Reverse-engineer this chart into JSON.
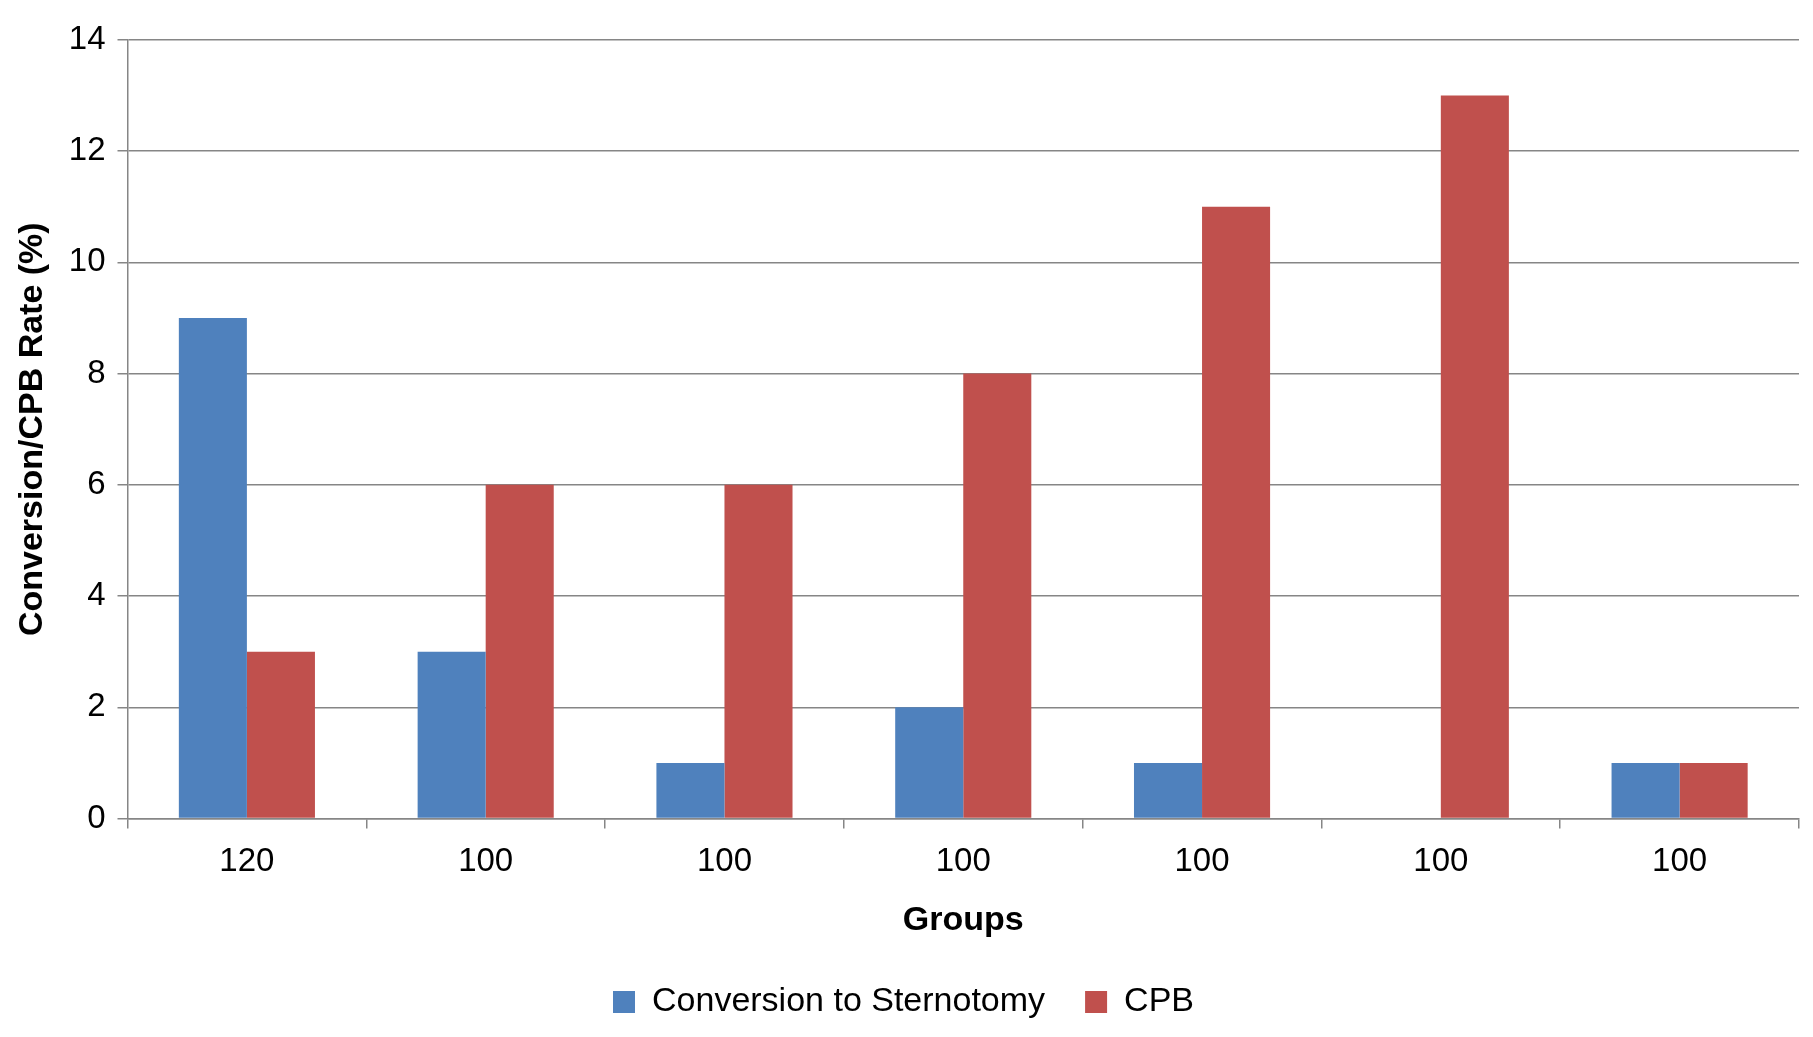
{
  "chart_data": {
    "type": "bar",
    "xlabel": "Groups",
    "ylabel": "Conversion/CPB Rate (%)",
    "categories": [
      "120",
      "100",
      "100",
      "100",
      "100",
      "100",
      "100"
    ],
    "series": [
      {
        "name": "Conversion to Sternotomy",
        "color": "#4f81bd",
        "values": [
          9,
          3,
          1,
          2,
          1,
          0,
          1
        ]
      },
      {
        "name": "CPB",
        "color": "#c0504d",
        "values": [
          3,
          6,
          6,
          8,
          11,
          13,
          1
        ]
      }
    ],
    "ylim": [
      0,
      14
    ],
    "yticks": [
      0,
      2,
      4,
      6,
      8,
      10,
      12,
      14
    ],
    "grid": "y",
    "legend": "bottom"
  }
}
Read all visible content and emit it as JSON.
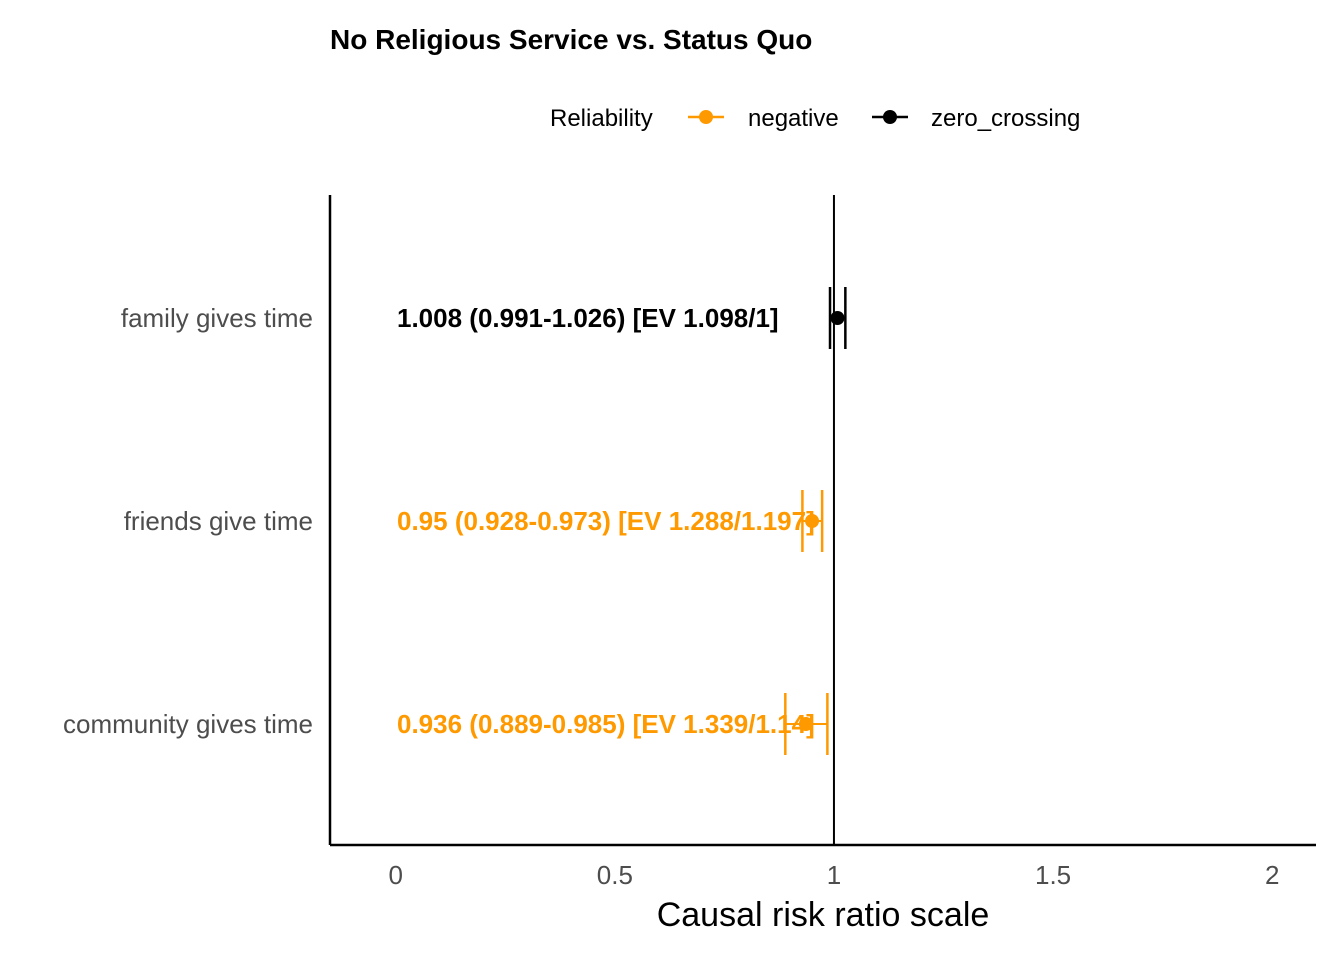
{
  "chart_data": {
    "type": "forest",
    "title": "No Religious Service vs. Status Quo",
    "xlabel": "Causal risk ratio scale",
    "ylabel": "",
    "xlim": [
      -0.15,
      2.1
    ],
    "xticks": [
      0,
      0.5,
      1,
      1.5,
      2
    ],
    "xtick_labels": [
      "0",
      "0.5",
      "1",
      "1.5",
      "2"
    ],
    "reference_line": 1,
    "grid": false,
    "legend": {
      "title": "Reliability",
      "position": "top",
      "items": [
        {
          "name": "negative",
          "color": "#FF9900"
        },
        {
          "name": "zero_crossing",
          "color": "#000000"
        }
      ]
    },
    "rows": [
      {
        "category": "family gives time",
        "estimate": 1.008,
        "lower": 0.991,
        "upper": 1.026,
        "reliability": "zero_crossing",
        "label": "1.008 (0.991-1.026) [EV 1.098/1]"
      },
      {
        "category": "friends give time",
        "estimate": 0.95,
        "lower": 0.928,
        "upper": 0.973,
        "reliability": "negative",
        "label": "0.95 (0.928-0.973) [EV 1.288/1.197]"
      },
      {
        "category": "community gives time",
        "estimate": 0.936,
        "lower": 0.889,
        "upper": 0.985,
        "reliability": "negative",
        "label": "0.936 (0.889-0.985) [EV 1.339/1.14]"
      }
    ]
  }
}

☆ ☆ ☆ ☆ ☆

### GIVEN PROBLEM:
Copy every record character for character. Skip the pictures.

### ANSWER FOR THIS EXERCISE:
Reverse-engineer this chart into JSON.
{
  "chart_data": {
    "type": "bar",
    "xlabel": "Groups",
    "ylabel": "Conversion/CPB Rate (%)",
    "categories": [
      "120",
      "100",
      "100",
      "100",
      "100",
      "100",
      "100"
    ],
    "series": [
      {
        "name": "Conversion to Sternotomy",
        "color": "#4f81bd",
        "values": [
          9,
          3,
          1,
          2,
          1,
          0,
          1
        ]
      },
      {
        "name": "CPB",
        "color": "#c0504d",
        "values": [
          3,
          6,
          6,
          8,
          11,
          13,
          1
        ]
      }
    ],
    "ylim": [
      0,
      14
    ],
    "yticks": [
      0,
      2,
      4,
      6,
      8,
      10,
      12,
      14
    ],
    "grid": "y",
    "legend": "bottom"
  }
}
Read all visible content and emit it as JSON.
{
  "chart_data": {
    "type": "forest",
    "title": "No Religious Service vs. Status Quo",
    "xlabel": "Causal risk ratio scale",
    "ylabel": "",
    "xlim": [
      -0.15,
      2.1
    ],
    "xticks": [
      0,
      0.5,
      1,
      1.5,
      2
    ],
    "xtick_labels": [
      "0",
      "0.5",
      "1",
      "1.5",
      "2"
    ],
    "reference_line": 1,
    "grid": false,
    "legend": {
      "title": "Reliability",
      "position": "top",
      "items": [
        {
          "name": "negative",
          "color": "#FF9900"
        },
        {
          "name": "zero_crossing",
          "color": "#000000"
        }
      ]
    },
    "rows": [
      {
        "category": "family gives time",
        "estimate": 1.008,
        "lower": 0.991,
        "upper": 1.026,
        "reliability": "zero_crossing",
        "label": "1.008 (0.991-1.026) [EV 1.098/1]"
      },
      {
        "category": "friends give time",
        "estimate": 0.95,
        "lower": 0.928,
        "upper": 0.973,
        "reliability": "negative",
        "label": "0.95 (0.928-0.973) [EV 1.288/1.197]"
      },
      {
        "category": "community gives time",
        "estimate": 0.936,
        "lower": 0.889,
        "upper": 0.985,
        "reliability": "negative",
        "label": "0.936 (0.889-0.985) [EV 1.339/1.14]"
      }
    ]
  }
}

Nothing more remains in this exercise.